Note each line that includes the word "deux". Copy those lines.

start Extracted data

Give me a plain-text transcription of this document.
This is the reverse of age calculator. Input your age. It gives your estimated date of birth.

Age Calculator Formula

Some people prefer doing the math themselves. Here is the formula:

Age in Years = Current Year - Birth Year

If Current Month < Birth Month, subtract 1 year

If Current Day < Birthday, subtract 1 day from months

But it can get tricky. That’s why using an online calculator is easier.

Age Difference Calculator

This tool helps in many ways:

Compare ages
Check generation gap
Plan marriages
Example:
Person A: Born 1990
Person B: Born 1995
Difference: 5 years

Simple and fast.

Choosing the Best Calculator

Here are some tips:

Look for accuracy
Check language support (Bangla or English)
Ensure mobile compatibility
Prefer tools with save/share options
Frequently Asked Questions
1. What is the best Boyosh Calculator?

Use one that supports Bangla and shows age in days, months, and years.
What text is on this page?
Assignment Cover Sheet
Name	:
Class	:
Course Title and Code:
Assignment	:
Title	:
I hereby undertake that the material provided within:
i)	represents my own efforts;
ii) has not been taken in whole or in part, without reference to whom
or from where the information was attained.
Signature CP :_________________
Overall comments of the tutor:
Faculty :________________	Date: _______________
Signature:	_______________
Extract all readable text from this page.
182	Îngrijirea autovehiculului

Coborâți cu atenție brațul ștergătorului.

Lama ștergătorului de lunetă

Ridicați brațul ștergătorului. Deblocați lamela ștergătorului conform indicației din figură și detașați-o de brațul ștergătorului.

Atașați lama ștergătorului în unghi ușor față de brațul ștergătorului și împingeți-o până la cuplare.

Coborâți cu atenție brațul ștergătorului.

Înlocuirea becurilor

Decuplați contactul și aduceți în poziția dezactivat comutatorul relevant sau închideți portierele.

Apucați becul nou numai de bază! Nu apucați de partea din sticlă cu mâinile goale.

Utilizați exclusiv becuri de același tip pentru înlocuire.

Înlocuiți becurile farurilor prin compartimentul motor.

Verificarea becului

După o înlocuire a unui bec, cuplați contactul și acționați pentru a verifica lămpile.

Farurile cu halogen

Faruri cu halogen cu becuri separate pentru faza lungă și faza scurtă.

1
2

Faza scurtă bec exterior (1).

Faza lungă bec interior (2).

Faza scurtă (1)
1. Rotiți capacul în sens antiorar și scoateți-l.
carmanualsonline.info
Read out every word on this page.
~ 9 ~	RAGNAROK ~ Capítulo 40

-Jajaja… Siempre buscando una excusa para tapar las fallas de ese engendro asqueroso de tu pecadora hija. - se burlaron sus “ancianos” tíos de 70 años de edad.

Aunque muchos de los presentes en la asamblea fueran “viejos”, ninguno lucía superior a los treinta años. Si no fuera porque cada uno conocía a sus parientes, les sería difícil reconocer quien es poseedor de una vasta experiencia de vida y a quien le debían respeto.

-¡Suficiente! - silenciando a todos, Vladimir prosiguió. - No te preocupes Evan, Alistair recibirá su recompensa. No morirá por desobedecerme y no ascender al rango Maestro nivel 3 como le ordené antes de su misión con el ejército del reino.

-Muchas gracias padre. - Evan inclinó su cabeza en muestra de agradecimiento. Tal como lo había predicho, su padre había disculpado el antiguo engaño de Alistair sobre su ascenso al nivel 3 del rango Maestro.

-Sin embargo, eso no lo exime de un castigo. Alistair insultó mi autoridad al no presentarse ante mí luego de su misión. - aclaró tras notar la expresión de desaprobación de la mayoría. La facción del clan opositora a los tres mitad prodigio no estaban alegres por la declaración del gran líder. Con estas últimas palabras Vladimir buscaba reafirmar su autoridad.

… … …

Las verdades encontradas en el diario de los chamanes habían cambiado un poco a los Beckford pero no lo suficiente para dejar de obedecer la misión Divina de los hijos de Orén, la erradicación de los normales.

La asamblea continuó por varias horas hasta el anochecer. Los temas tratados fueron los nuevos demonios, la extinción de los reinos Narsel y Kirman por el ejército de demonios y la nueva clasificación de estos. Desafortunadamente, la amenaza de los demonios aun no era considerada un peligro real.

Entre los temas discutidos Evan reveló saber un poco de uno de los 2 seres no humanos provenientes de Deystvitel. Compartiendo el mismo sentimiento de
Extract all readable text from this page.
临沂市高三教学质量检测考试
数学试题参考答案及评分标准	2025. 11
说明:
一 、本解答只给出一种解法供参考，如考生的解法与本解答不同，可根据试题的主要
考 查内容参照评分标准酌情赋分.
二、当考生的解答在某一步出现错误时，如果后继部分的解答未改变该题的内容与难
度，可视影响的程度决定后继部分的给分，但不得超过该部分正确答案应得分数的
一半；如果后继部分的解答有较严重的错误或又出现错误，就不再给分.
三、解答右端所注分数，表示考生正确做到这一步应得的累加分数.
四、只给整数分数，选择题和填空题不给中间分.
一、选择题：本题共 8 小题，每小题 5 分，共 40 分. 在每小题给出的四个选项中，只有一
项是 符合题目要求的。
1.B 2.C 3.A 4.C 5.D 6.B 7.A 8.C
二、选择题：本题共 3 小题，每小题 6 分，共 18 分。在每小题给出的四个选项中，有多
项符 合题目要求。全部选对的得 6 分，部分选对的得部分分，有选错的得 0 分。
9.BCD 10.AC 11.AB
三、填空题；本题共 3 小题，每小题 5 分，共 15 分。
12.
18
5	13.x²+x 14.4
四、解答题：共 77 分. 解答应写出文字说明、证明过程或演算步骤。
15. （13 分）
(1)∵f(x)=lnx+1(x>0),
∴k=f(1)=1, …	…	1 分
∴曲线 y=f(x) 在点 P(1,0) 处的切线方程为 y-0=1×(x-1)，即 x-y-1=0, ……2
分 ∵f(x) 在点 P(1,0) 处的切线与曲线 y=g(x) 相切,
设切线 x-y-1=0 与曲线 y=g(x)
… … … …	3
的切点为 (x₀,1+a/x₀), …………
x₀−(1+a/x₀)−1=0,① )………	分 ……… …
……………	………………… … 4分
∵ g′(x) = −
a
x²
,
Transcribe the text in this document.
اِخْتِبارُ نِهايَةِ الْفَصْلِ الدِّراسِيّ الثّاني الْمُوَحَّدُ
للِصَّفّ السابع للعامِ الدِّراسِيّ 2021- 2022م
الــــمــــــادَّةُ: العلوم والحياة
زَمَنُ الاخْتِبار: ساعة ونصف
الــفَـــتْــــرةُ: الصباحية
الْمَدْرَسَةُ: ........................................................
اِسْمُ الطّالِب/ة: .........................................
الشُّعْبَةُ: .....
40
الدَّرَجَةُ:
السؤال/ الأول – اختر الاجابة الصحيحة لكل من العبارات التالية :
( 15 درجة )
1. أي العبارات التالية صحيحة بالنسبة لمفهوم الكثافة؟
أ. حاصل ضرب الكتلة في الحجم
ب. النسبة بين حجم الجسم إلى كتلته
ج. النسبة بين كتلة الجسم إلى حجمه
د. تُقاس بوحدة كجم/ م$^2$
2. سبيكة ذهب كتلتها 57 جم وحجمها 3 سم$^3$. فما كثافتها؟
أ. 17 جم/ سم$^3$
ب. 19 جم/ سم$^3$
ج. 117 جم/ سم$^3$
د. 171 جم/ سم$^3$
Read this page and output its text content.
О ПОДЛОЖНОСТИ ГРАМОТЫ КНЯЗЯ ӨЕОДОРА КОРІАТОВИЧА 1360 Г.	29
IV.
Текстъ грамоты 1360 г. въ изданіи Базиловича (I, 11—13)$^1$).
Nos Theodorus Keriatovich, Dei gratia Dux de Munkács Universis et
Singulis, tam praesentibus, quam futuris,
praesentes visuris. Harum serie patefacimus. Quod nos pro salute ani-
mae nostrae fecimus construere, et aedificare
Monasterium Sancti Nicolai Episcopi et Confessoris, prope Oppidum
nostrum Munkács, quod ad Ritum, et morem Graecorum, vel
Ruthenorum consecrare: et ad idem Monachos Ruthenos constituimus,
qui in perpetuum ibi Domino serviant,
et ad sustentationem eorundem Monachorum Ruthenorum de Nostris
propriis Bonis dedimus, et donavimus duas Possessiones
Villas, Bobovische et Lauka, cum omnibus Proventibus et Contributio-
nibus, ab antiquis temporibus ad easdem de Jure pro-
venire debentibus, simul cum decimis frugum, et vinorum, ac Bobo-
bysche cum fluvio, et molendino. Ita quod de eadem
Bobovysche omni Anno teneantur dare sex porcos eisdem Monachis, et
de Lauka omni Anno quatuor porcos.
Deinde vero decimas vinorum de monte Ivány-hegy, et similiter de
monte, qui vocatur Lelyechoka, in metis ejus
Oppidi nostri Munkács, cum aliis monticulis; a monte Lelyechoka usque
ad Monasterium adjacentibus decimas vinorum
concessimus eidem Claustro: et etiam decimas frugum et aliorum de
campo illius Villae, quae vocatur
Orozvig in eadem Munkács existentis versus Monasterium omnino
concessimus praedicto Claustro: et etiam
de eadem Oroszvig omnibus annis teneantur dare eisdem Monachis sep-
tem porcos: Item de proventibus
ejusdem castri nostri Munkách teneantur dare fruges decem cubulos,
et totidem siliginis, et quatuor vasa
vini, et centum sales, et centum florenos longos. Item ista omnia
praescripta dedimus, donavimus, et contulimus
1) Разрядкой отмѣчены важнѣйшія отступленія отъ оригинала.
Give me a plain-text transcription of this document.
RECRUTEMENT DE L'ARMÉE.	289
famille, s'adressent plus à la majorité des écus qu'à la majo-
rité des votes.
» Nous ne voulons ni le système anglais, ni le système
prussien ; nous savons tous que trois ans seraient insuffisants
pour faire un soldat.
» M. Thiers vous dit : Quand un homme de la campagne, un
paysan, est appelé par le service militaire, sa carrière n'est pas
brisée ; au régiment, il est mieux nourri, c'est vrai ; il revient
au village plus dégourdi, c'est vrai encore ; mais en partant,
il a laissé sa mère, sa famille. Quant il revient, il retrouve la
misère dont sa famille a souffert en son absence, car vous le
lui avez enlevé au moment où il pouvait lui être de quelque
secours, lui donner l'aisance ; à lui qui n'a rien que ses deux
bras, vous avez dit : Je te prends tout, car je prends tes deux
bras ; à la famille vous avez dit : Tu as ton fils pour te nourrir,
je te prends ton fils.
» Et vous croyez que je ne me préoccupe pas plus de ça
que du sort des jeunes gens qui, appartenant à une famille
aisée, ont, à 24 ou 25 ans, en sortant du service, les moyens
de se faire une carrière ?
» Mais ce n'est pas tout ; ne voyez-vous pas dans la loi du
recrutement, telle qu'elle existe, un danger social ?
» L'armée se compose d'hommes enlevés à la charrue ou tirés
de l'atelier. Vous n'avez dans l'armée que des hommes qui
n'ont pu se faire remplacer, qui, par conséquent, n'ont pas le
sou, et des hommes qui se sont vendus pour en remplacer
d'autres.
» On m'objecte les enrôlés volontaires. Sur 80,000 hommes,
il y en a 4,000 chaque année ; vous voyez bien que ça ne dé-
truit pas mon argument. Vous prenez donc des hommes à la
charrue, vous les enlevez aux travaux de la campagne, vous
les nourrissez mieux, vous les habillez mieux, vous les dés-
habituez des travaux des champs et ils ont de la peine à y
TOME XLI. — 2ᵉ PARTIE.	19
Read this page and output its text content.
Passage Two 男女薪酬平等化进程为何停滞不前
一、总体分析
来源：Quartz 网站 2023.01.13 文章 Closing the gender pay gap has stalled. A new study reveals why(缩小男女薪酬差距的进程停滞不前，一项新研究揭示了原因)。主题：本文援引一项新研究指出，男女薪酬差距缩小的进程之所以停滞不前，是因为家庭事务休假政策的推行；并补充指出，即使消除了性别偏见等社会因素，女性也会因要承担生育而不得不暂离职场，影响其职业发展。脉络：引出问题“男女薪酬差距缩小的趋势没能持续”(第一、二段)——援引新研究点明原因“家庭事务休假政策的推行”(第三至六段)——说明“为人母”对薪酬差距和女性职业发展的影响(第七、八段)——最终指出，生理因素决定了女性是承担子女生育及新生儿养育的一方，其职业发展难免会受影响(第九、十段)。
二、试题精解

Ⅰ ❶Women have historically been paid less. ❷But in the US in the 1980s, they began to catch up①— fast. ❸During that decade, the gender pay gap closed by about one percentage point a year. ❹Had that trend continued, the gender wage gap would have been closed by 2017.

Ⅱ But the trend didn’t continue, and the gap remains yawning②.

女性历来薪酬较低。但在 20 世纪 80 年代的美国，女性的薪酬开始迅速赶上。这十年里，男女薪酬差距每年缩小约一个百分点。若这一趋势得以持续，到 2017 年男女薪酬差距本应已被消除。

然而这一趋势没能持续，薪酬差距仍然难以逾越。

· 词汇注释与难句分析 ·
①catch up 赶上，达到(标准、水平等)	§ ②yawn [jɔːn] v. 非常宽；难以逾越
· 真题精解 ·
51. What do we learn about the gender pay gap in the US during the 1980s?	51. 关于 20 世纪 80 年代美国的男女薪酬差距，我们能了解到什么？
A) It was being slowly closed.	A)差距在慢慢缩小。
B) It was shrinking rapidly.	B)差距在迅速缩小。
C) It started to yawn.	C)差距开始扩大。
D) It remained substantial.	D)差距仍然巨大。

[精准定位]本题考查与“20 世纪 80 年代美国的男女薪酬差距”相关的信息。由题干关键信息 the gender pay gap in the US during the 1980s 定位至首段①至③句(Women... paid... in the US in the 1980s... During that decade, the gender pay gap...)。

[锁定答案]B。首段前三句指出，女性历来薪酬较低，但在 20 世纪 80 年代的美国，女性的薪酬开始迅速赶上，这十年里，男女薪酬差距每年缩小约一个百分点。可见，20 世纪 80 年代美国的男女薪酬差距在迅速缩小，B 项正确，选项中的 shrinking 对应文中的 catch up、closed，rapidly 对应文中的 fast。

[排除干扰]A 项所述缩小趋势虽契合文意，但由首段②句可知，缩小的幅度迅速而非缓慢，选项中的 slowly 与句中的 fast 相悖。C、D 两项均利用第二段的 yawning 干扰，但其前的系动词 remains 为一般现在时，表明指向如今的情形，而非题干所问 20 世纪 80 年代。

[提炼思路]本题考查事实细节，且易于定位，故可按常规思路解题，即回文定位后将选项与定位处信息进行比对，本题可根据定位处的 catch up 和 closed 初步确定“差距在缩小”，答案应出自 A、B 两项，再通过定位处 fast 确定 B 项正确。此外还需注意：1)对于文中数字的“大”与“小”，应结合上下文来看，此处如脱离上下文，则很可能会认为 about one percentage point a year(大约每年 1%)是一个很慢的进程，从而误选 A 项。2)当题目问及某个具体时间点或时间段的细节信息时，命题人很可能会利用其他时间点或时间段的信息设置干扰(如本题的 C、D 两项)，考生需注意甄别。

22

end Extracted data

Task output -
secours, lui donner l'aisance ; à lui qui n'a rien que ses deux
bras, vous avez dit : Je te prends tout, car je prends tes deux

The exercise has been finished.